**Records shown:**
'''

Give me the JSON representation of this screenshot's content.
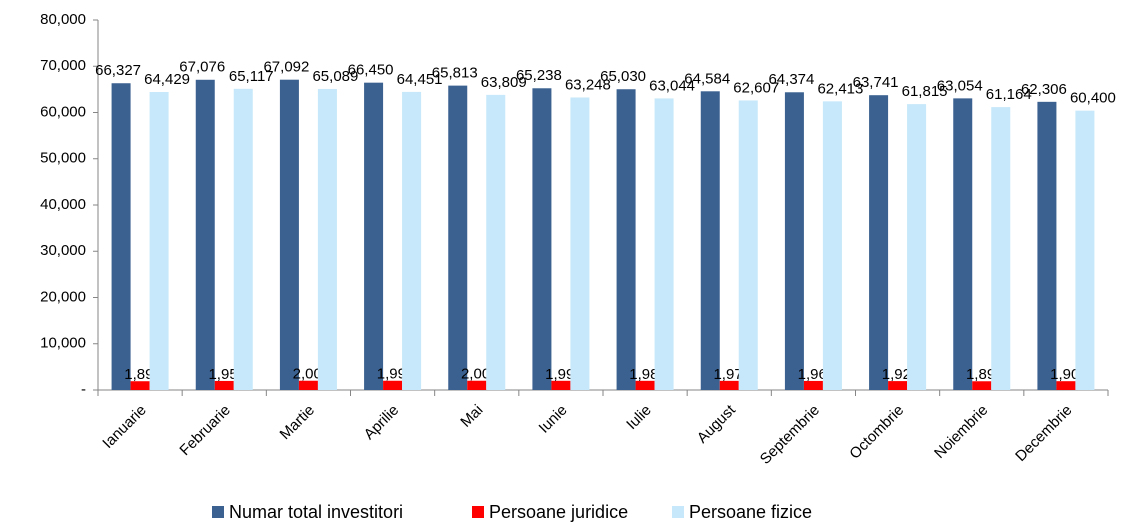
{
  "chart_data": {
    "type": "bar",
    "categories": [
      "Ianuarie",
      "Februarie",
      "Martie",
      "Aprilie",
      "Mai",
      "Iunie",
      "Iulie",
      "August",
      "Septembrie",
      "Octombrie",
      "Noiembrie",
      "Decembrie"
    ],
    "series": [
      {
        "name": "Numar total investitori",
        "color": "#3b6190",
        "values": [
          66327,
          67076,
          67092,
          66450,
          65813,
          65238,
          65030,
          64584,
          64374,
          63741,
          63054,
          62306
        ],
        "value_labels": [
          "66,327",
          "67,076",
          "67,092",
          "66,450",
          "65,813",
          "65,238",
          "65,030",
          "64,584",
          "64,374",
          "63,741",
          "63,054",
          "62,306"
        ]
      },
      {
        "name": "Persoane juridice",
        "color": "#ff0000",
        "values": [
          1898,
          1959,
          2003,
          1999,
          2004,
          1990,
          1986,
          1977,
          1961,
          1926,
          1890,
          1906
        ],
        "value_labels": [
          "1,898",
          "1,959",
          "2,003",
          "1,999",
          "2,004",
          "1,990",
          "1,986",
          "1,977",
          "1,961",
          "1,926",
          "1,890",
          "1,906"
        ]
      },
      {
        "name": "Persoane fizice",
        "color": "#c6e8fa",
        "values": [
          64429,
          65117,
          65089,
          64451,
          63809,
          63248,
          63044,
          62607,
          62413,
          61815,
          61164,
          60400
        ],
        "value_labels": [
          "64,429",
          "65,117",
          "65,089",
          "64,451",
          "63,809",
          "63,248",
          "63,044",
          "62,607",
          "62,413",
          "61,815",
          "61,164",
          "60,400"
        ]
      }
    ],
    "ylim": [
      0,
      80000
    ],
    "yticks": [
      {
        "value": 0,
        "label": "-"
      },
      {
        "value": 10000,
        "label": "10,000"
      },
      {
        "value": 20000,
        "label": "20,000"
      },
      {
        "value": 30000,
        "label": "30,000"
      },
      {
        "value": 40000,
        "label": "40,000"
      },
      {
        "value": 50000,
        "label": "50,000"
      },
      {
        "value": 60000,
        "label": "60,000"
      },
      {
        "value": 70000,
        "label": "70,000"
      },
      {
        "value": 80000,
        "label": "80,000"
      }
    ],
    "legend": "bottom"
  }
}
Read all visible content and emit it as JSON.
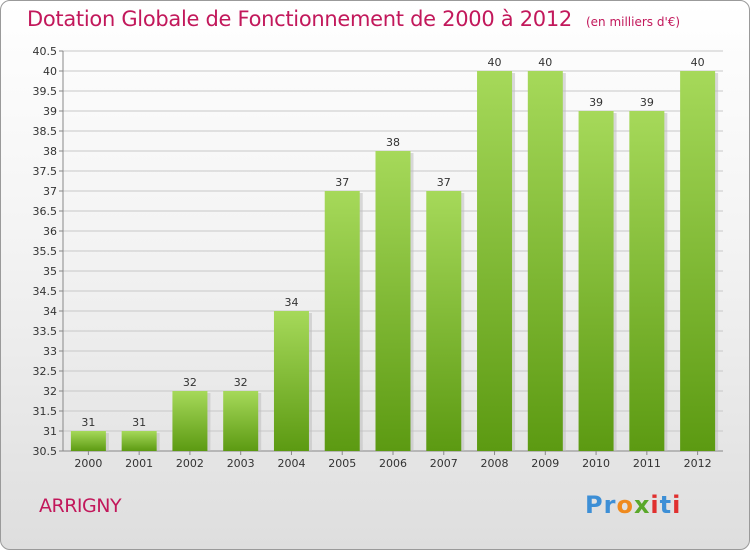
{
  "title": "Dotation Globale de Fonctionnement de 2000 à 2012",
  "unit": "(en milliers d'€)",
  "commune": "ARRIGNY",
  "logo": {
    "letters": [
      "P",
      "r",
      "o",
      "x",
      "i",
      "t",
      "i"
    ],
    "colors": [
      "#3d8fd6",
      "#3d8fd6",
      "#ef8a1e",
      "#5aa82a",
      "#e0302f",
      "#3d8fd6",
      "#e0302f"
    ]
  },
  "colors": {
    "title": "#c2185b",
    "bar_top": "#a6d95a",
    "bar_bottom": "#5c9a12",
    "grid": "#c8c8c8"
  },
  "chart_data": {
    "type": "bar",
    "categories": [
      "2000",
      "2001",
      "2002",
      "2003",
      "2004",
      "2005",
      "2006",
      "2007",
      "2008",
      "2009",
      "2010",
      "2011",
      "2012"
    ],
    "values": [
      31,
      31,
      32,
      32,
      34,
      37,
      38,
      37,
      40,
      40,
      39,
      39,
      40
    ],
    "ylim": [
      30.5,
      40.5
    ],
    "yticks": [
      "30.5",
      "31",
      "31.5",
      "32",
      "32.5",
      "33",
      "33.5",
      "34",
      "34.5",
      "35",
      "35.5",
      "36",
      "36.5",
      "37",
      "37.5",
      "38",
      "38.5",
      "39",
      "39.5",
      "40",
      "40.5"
    ],
    "grid": true
  }
}
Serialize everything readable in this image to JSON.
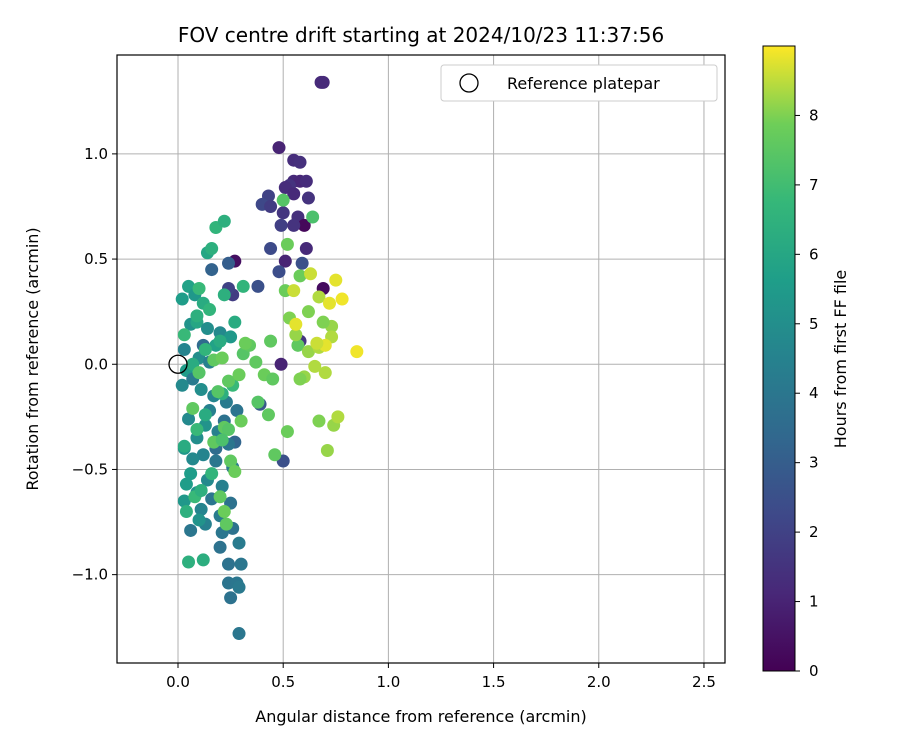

'''

**Task instructions:**
Omit all pictures while transcribing the entries verbatim.

**Expected answer:**
Give me the JSON representation of this screenshot's content.
{
  "chart_data": {
    "type": "bar",
    "categories": [
      "Ianuarie",
      "Februarie",
      "Martie",
      "Aprilie",
      "Mai",
      "Iunie",
      "Iulie",
      "August",
      "Septembrie",
      "Octombrie",
      "Noiembrie",
      "Decembrie"
    ],
    "series": [
      {
        "name": "Numar total investitori",
        "color": "#3b6190",
        "values": [
          66327,
          67076,
          67092,
          66450,
          65813,
          65238,
          65030,
          64584,
          64374,
          63741,
          63054,
          62306
        ],
        "value_labels": [
          "66,327",
          "67,076",
          "67,092",
          "66,450",
          "65,813",
          "65,238",
          "65,030",
          "64,584",
          "64,374",
          "63,741",
          "63,054",
          "62,306"
        ]
      },
      {
        "name": "Persoane juridice",
        "color": "#ff0000",
        "values": [
          1898,
          1959,
          2003,
          1999,
          2004,
          1990,
          1986,
          1977,
          1961,
          1926,
          1890,
          1906
        ],
        "value_labels": [
          "1,898",
          "1,959",
          "2,003",
          "1,999",
          "2,004",
          "1,990",
          "1,986",
          "1,977",
          "1,961",
          "1,926",
          "1,890",
          "1,906"
        ]
      },
      {
        "name": "Persoane fizice",
        "color": "#c6e8fa",
        "values": [
          64429,
          65117,
          65089,
          64451,
          63809,
          63248,
          63044,
          62607,
          62413,
          61815,
          61164,
          60400
        ],
        "value_labels": [
          "64,429",
          "65,117",
          "65,089",
          "64,451",
          "63,809",
          "63,248",
          "63,044",
          "62,607",
          "62,413",
          "61,815",
          "61,164",
          "60,400"
        ]
      }
    ],
    "ylim": [
      0,
      80000
    ],
    "yticks": [
      {
        "value": 0,
        "label": "-"
      },
      {
        "value": 10000,
        "label": "10,000"
      },
      {
        "value": 20000,
        "label": "20,000"
      },
      {
        "value": 30000,
        "label": "30,000"
      },
      {
        "value": 40000,
        "label": "40,000"
      },
      {
        "value": 50000,
        "label": "50,000"
      },
      {
        "value": 60000,
        "label": "60,000"
      },
      {
        "value": 70000,
        "label": "70,000"
      },
      {
        "value": 80000,
        "label": "80,000"
      }
    ],
    "legend": "bottom"
  }
}
Read all visible content and emit it as JSON.
{
  "title": "Dotation Globale de Fonctionnement de 2000 à 2012",
  "unit": "(en milliers d'€)",
  "commune": "ARRIGNY",
  "logo": {
    "letters": [
      "P",
      "r",
      "o",
      "x",
      "i",
      "t",
      "i"
    ],
    "colors": [
      "#3d8fd6",
      "#3d8fd6",
      "#ef8a1e",
      "#5aa82a",
      "#e0302f",
      "#3d8fd6",
      "#e0302f"
    ]
  },
  "colors": {
    "title": "#c2185b",
    "bar_top": "#a6d95a",
    "bar_bottom": "#5c9a12",
    "grid": "#c8c8c8"
  },
  "chart_data": {
    "type": "bar",
    "categories": [
      "2000",
      "2001",
      "2002",
      "2003",
      "2004",
      "2005",
      "2006",
      "2007",
      "2008",
      "2009",
      "2010",
      "2011",
      "2012"
    ],
    "values": [
      31,
      31,
      32,
      32,
      34,
      37,
      38,
      37,
      40,
      40,
      39,
      39,
      40
    ],
    "ylim": [
      30.5,
      40.5
    ],
    "yticks": [
      "30.5",
      "31",
      "31.5",
      "32",
      "32.5",
      "33",
      "33.5",
      "34",
      "34.5",
      "35",
      "35.5",
      "36",
      "36.5",
      "37",
      "37.5",
      "38",
      "38.5",
      "39",
      "39.5",
      "40",
      "40.5"
    ],
    "grid": true
  }
}
Serialize everything readable in this image to JSON.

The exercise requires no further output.